(Saved data entries)

☆ ☆ ☆ ☆ ☆ ☆ ☆

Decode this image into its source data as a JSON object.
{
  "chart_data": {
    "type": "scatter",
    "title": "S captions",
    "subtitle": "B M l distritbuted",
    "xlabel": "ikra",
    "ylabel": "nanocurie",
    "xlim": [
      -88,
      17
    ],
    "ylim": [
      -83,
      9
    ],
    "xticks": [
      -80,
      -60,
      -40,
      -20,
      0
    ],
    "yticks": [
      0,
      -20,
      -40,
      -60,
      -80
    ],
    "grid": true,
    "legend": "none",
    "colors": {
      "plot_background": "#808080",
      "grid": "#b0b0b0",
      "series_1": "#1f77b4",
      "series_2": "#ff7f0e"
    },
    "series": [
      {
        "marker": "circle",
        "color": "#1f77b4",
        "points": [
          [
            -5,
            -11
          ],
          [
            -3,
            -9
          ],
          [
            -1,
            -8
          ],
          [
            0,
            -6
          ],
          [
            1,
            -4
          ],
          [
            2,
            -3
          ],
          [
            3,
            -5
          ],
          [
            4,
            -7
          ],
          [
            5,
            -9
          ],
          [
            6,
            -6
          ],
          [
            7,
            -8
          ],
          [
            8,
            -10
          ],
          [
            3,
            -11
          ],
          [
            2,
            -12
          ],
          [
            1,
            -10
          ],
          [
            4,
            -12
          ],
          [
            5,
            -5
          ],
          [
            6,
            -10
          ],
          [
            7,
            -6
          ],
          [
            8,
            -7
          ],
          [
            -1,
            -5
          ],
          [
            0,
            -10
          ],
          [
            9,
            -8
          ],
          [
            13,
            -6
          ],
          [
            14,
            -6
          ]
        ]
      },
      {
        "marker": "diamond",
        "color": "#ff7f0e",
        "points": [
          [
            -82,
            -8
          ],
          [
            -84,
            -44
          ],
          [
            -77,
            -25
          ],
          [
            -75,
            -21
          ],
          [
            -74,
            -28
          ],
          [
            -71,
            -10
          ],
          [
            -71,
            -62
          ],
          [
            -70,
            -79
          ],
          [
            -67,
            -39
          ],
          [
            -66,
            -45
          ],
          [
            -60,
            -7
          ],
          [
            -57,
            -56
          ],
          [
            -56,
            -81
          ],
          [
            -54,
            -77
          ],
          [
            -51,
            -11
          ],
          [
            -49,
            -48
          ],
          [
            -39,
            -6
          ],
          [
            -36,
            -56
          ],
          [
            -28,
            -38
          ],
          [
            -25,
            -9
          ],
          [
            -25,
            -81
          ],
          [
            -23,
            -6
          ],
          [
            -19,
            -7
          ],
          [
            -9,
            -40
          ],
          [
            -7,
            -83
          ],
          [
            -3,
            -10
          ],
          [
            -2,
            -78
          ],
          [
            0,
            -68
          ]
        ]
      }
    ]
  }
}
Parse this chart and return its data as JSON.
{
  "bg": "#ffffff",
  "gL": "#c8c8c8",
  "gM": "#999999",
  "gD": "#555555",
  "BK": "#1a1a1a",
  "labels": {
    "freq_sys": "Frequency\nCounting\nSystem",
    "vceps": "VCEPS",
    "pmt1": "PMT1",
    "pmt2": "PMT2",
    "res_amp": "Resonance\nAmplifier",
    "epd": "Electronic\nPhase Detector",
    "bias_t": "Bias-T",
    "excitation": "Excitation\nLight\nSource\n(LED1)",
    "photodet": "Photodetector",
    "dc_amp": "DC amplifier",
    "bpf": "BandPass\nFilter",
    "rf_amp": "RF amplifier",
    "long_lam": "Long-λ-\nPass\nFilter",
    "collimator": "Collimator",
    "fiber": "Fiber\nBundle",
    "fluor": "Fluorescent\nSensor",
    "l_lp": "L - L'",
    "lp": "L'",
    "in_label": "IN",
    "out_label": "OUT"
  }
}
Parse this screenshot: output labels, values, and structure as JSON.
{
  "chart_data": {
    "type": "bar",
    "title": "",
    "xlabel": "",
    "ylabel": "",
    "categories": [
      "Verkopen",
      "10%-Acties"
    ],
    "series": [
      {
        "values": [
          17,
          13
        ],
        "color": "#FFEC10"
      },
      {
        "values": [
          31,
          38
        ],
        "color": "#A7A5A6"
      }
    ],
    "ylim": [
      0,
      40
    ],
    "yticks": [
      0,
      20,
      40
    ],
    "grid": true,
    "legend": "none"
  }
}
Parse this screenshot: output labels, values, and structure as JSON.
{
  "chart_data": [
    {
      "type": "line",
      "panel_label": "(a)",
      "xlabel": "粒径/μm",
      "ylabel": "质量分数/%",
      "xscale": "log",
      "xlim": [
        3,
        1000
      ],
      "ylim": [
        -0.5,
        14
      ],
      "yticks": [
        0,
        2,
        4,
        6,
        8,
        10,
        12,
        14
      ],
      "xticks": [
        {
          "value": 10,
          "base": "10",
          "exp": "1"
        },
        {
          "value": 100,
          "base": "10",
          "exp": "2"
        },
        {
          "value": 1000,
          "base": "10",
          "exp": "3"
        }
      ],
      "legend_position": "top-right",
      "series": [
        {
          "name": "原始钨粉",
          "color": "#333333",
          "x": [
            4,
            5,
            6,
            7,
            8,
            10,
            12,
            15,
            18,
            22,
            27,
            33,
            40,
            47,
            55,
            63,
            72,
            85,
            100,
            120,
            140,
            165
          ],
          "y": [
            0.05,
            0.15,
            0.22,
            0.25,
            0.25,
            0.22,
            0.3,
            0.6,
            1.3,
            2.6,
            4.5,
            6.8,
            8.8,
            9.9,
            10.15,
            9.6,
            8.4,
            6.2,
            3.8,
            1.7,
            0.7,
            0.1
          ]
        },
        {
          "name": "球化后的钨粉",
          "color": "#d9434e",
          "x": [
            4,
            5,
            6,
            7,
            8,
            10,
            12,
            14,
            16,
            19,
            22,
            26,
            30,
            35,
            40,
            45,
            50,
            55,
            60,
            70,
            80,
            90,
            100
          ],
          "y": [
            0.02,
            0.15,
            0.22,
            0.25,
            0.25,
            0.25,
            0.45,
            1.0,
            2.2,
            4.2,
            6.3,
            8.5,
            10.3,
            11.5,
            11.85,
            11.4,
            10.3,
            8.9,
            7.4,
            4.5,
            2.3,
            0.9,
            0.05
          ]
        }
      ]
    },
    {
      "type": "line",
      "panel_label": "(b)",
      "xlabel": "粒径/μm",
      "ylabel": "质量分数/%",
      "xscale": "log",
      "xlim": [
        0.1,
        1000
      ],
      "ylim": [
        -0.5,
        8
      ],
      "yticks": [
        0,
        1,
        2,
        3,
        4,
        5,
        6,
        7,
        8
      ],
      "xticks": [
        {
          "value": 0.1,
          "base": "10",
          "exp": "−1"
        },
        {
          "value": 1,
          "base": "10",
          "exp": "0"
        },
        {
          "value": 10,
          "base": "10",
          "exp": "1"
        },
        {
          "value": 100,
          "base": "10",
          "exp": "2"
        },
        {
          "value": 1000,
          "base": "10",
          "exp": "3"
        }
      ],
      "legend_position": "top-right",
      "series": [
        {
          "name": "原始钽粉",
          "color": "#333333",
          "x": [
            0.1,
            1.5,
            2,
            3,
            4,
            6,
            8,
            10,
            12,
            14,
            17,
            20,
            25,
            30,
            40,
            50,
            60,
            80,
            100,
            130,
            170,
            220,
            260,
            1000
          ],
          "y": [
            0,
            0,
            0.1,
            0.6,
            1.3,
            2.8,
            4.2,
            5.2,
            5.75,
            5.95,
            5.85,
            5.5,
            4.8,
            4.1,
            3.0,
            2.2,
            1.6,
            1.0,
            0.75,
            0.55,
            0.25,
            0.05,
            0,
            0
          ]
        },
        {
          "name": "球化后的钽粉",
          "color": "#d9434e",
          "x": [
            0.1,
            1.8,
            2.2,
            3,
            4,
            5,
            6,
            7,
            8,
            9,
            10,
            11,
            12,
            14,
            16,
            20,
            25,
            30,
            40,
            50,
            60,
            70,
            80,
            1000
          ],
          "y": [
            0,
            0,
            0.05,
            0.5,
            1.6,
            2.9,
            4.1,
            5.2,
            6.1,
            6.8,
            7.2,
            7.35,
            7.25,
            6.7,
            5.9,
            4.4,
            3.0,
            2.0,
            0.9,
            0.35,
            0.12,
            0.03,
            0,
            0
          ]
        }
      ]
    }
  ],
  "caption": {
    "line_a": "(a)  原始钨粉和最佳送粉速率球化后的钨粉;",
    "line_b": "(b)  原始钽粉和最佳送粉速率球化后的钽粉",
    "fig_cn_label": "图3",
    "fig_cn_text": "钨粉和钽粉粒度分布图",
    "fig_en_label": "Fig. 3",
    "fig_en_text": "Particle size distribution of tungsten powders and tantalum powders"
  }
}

☆ ☆ ☆ ☆ ☆ ☆ ☆

### Requirement
Pull out the lines above in which the word "type" appears.

### Output for this exercise
    "type": "scatter",
    "type": "bar",
      "type": "line",
      "type": "line",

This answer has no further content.